- _The task_
Every line that includes the word "screenshot" is to be listed.

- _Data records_
▼

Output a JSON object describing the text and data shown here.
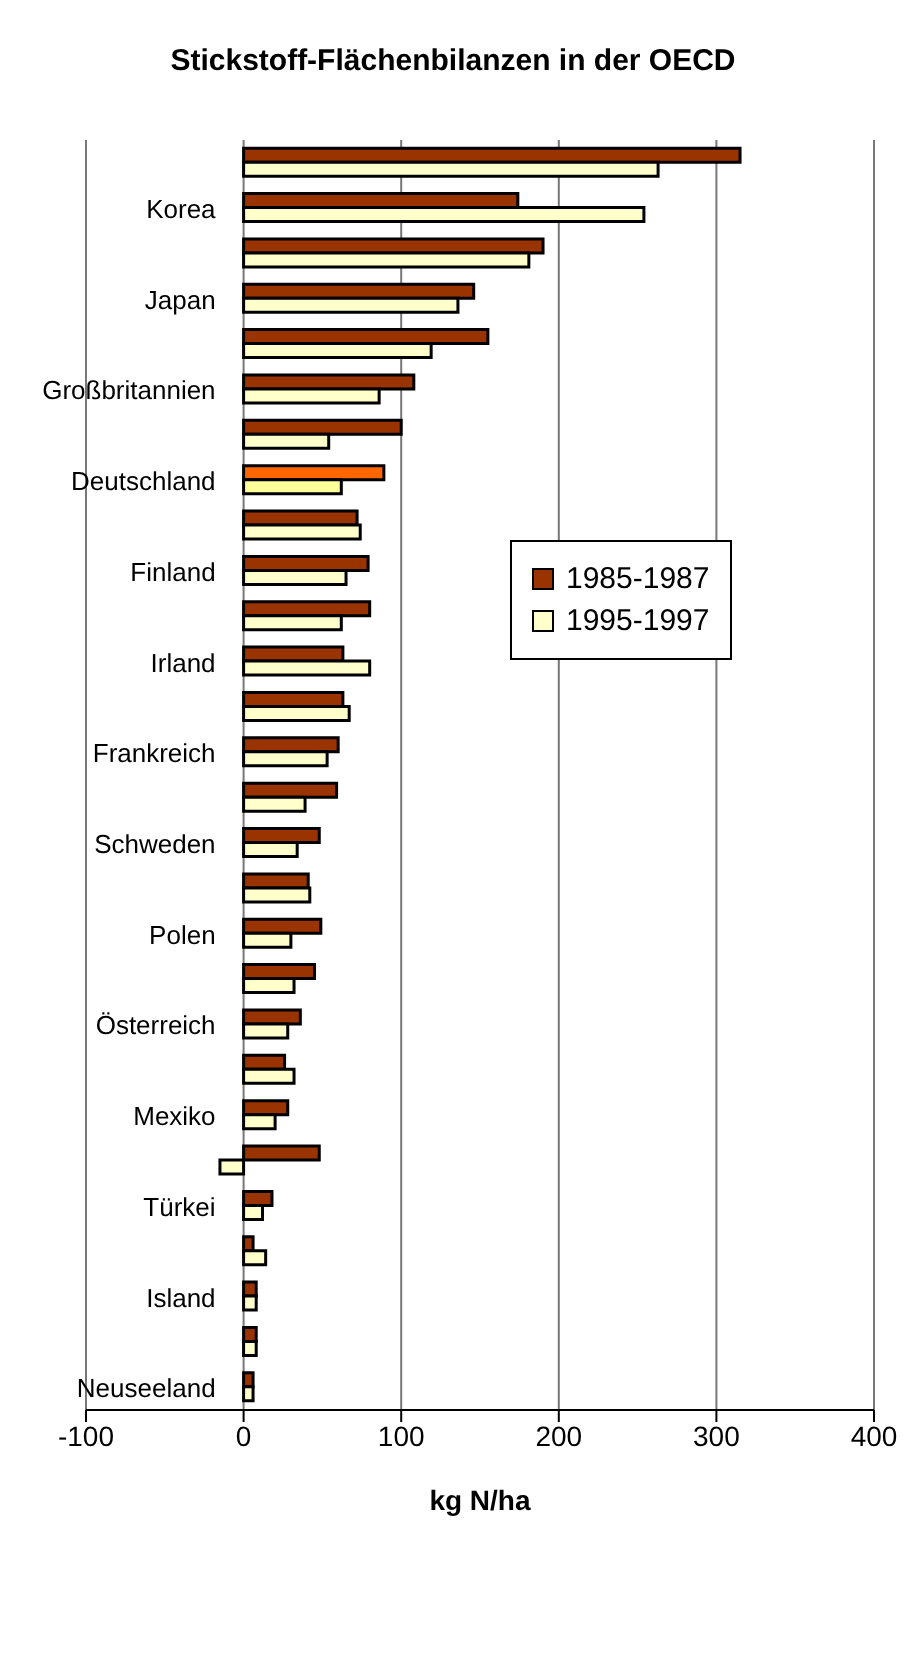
{
  "chart_data": {
    "type": "bar",
    "orientation": "horizontal",
    "title": "Stickstoff-Flächenbilanzen in der OECD",
    "xlabel": "kg N/ha",
    "categories": [
      null,
      "Korea",
      null,
      "Japan",
      null,
      "Großbritannien",
      null,
      "Deutschland",
      null,
      "Finland",
      null,
      "Irland",
      null,
      "Frankreich",
      null,
      "Schweden",
      null,
      "Polen",
      null,
      "Österreich",
      null,
      "Mexiko",
      null,
      "Türkei",
      null,
      "Island",
      null,
      "Neuseeland"
    ],
    "series": [
      {
        "name": "1985-1987",
        "color": "#993300",
        "colors": [
          "#993300",
          "#993300",
          "#993300",
          "#993300",
          "#993300",
          "#993300",
          "#993300",
          "#ff6600",
          "#993300",
          "#993300",
          "#993300",
          "#993300",
          "#993300",
          "#993300",
          "#993300",
          "#993300",
          "#993300",
          "#993300",
          "#993300",
          "#993300",
          "#993300",
          "#993300",
          "#993300",
          "#993300",
          "#993300",
          "#993300",
          "#993300",
          "#993300"
        ],
        "values": [
          315,
          174,
          190,
          146,
          155,
          108,
          100,
          89,
          72,
          79,
          80,
          63,
          63,
          60,
          59,
          48,
          41,
          49,
          45,
          36,
          26,
          28,
          48,
          18,
          6,
          8,
          8,
          6
        ]
      },
      {
        "name": "1995-1997",
        "color": "#ffffcc",
        "colors": [
          "#ffffcc",
          "#ffffcc",
          "#ffffcc",
          "#ffffcc",
          "#ffffcc",
          "#ffffcc",
          "#ffffcc",
          "#ffff99",
          "#ffffcc",
          "#ffffcc",
          "#ffffcc",
          "#ffffcc",
          "#ffffcc",
          "#ffffcc",
          "#ffffcc",
          "#ffffcc",
          "#ffffcc",
          "#ffffcc",
          "#ffffcc",
          "#ffffcc",
          "#ffffcc",
          "#ffffcc",
          "#ffffcc",
          "#ffffcc",
          "#ffffcc",
          "#ffffcc",
          "#ffffcc",
          "#ffffcc"
        ],
        "values": [
          263,
          254,
          181,
          136,
          119,
          86,
          54,
          62,
          74,
          65,
          62,
          80,
          67,
          53,
          39,
          34,
          42,
          30,
          32,
          28,
          32,
          20,
          -15,
          12,
          14,
          8,
          8,
          6
        ]
      }
    ],
    "xlim": [
      -100,
      400
    ],
    "xticks": [
      -100,
      0,
      100,
      200,
      300,
      400
    ],
    "grid": "x",
    "legend": "right"
  }
}
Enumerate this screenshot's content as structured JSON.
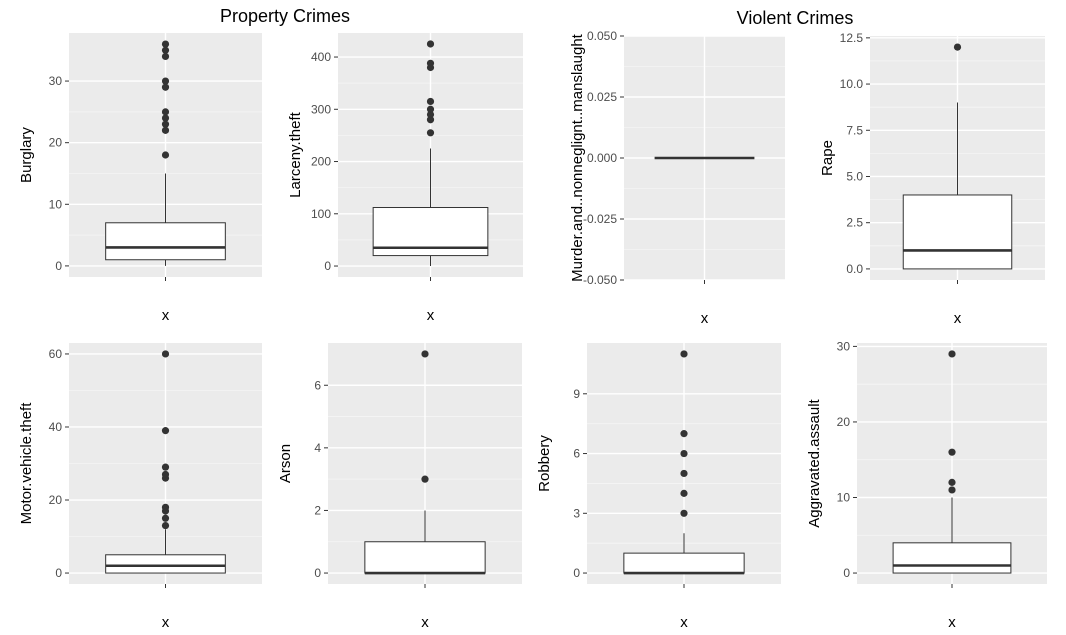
{
  "groups": [
    {
      "title": "Property Crimes"
    },
    {
      "title": "Violent Crimes"
    }
  ],
  "colors": {
    "panel_bg": "#ebebeb",
    "grid_major": "#ffffff",
    "grid_minor": "#f5f5f5",
    "box_fill": "#ffffff",
    "box_stroke": "#333333",
    "outlier": "#333333",
    "tick_text": "#4d4d4d"
  },
  "chart_data": [
    {
      "type": "box",
      "ylabel": "Burglary",
      "xlabel": "x",
      "ylim": [
        -1.8,
        37.8
      ],
      "ticks": [
        0,
        10,
        20,
        30
      ],
      "tick_labels": [
        "0",
        "10",
        "20",
        "30"
      ],
      "box": {
        "min": 0,
        "q1": 1,
        "median": 3,
        "q3": 7,
        "max": 15
      },
      "outliers": [
        18,
        22,
        23,
        24,
        25,
        29,
        30,
        34,
        35,
        36
      ]
    },
    {
      "type": "box",
      "ylabel": "Larceny.theft",
      "xlabel": "x",
      "ylim": [
        -21,
        446
      ],
      "ticks": [
        0,
        100,
        200,
        300,
        400
      ],
      "tick_labels": [
        "0",
        "100",
        "200",
        "300",
        "400"
      ],
      "box": {
        "min": 0,
        "q1": 20,
        "median": 35,
        "q3": 112,
        "max": 225
      },
      "outliers": [
        255,
        280,
        290,
        300,
        315,
        380,
        388,
        425
      ]
    },
    {
      "type": "box",
      "ylabel": "Murder.and..nonneglignt..manslaught",
      "xlabel": "x",
      "ylim": [
        -0.05,
        0.05
      ],
      "ticks": [
        -0.05,
        -0.025,
        0,
        0.025,
        0.05
      ],
      "tick_labels": [
        "-0.050",
        "-0.025",
        "0.000",
        "0.025",
        "0.050"
      ],
      "box": {
        "min": 0,
        "q1": 0,
        "median": 0,
        "q3": 0,
        "max": 0
      },
      "outliers": []
    },
    {
      "type": "box",
      "ylabel": "Rape",
      "xlabel": "x",
      "ylim": [
        -0.6,
        12.6
      ],
      "ticks": [
        0,
        2.5,
        5,
        7.5,
        10,
        12.5
      ],
      "tick_labels": [
        "0.0",
        "2.5",
        "5.0",
        "7.5",
        "10.0",
        "12.5"
      ],
      "box": {
        "min": 0,
        "q1": 0,
        "median": 1,
        "q3": 4,
        "max": 9
      },
      "outliers": [
        12
      ]
    },
    {
      "type": "box",
      "ylabel": "Motor.vehicle.theft",
      "xlabel": "x",
      "ylim": [
        -3,
        63
      ],
      "ticks": [
        0,
        20,
        40,
        60
      ],
      "tick_labels": [
        "0",
        "20",
        "40",
        "60"
      ],
      "box": {
        "min": 0,
        "q1": 0,
        "median": 2,
        "q3": 5,
        "max": 12
      },
      "outliers": [
        13,
        15,
        17,
        18,
        26,
        27,
        29,
        39,
        60
      ]
    },
    {
      "type": "box",
      "ylabel": "Arson",
      "xlabel": "x",
      "ylim": [
        -0.35,
        7.35
      ],
      "ticks": [
        0,
        2,
        4,
        6
      ],
      "tick_labels": [
        "0",
        "2",
        "4",
        "6"
      ],
      "box": {
        "min": 0,
        "q1": 0,
        "median": 0,
        "q3": 1,
        "max": 2
      },
      "outliers": [
        3,
        7
      ]
    },
    {
      "type": "box",
      "ylabel": "Robbery",
      "xlabel": "x",
      "ylim": [
        -0.55,
        11.55
      ],
      "ticks": [
        0,
        3,
        6,
        9
      ],
      "tick_labels": [
        "0",
        "3",
        "6",
        "9"
      ],
      "box": {
        "min": 0,
        "q1": 0,
        "median": 0,
        "q3": 1,
        "max": 2
      },
      "outliers": [
        3,
        4,
        5,
        6,
        7,
        11
      ]
    },
    {
      "type": "box",
      "ylabel": "Aggravated.assault",
      "xlabel": "x",
      "ylim": [
        -1.45,
        30.45
      ],
      "ticks": [
        0,
        10,
        20,
        30
      ],
      "tick_labels": [
        "0",
        "10",
        "20",
        "30"
      ],
      "box": {
        "min": 0,
        "q1": 0,
        "median": 1,
        "q3": 4,
        "max": 10
      },
      "outliers": [
        11,
        12,
        16,
        29
      ]
    }
  ]
}
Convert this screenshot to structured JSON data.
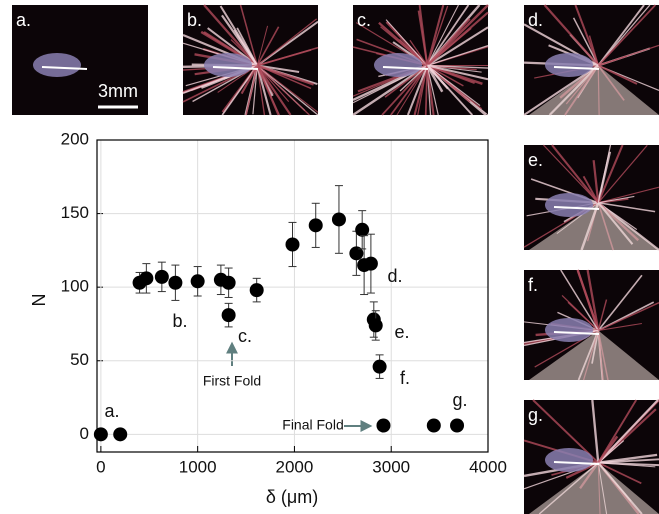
{
  "chart_data": {
    "type": "scatter",
    "x_label": "δ (μm)",
    "y_label": "N",
    "x": [
      0,
      200,
      400,
      470,
      630,
      770,
      1000,
      1240,
      1320,
      1320,
      1610,
      1980,
      2220,
      2460,
      2640,
      2700,
      2720,
      2790,
      2820,
      2840,
      2880,
      2920,
      3440,
      3680
    ],
    "series": [
      {
        "color": "#000000",
        "values": [
          0,
          0,
          103,
          106,
          107,
          103,
          104,
          105,
          103,
          81,
          98,
          129,
          142,
          146,
          123,
          139,
          115,
          116,
          78,
          74,
          46,
          6,
          6,
          6
        ],
        "errors": [
          0,
          0,
          7,
          10,
          10,
          12,
          10,
          10,
          10,
          8,
          8,
          15,
          15,
          23,
          15,
          13,
          20,
          20,
          12,
          10,
          8,
          0,
          0,
          0
        ]
      }
    ],
    "xlim": [
      -40,
      4000
    ],
    "ylim": [
      -12,
      200
    ],
    "xticks": [
      0,
      1000,
      2000,
      3000,
      4000
    ],
    "yticks": [
      0,
      50,
      100,
      150,
      200
    ],
    "grid": true,
    "annotations": [
      "a.",
      "b.",
      "c.",
      "d.",
      "e.",
      "f.",
      "g.",
      "First Fold",
      "Final Fold"
    ]
  },
  "panels": {
    "labels": [
      "a.",
      "b.",
      "c.",
      "d.",
      "e.",
      "f.",
      "g."
    ],
    "scale_bar": "3mm"
  }
}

▲

- _Result of the exercise_
Enumerate this screenshot's content as structured JSON.
Convert this screenshot to structured JSON data.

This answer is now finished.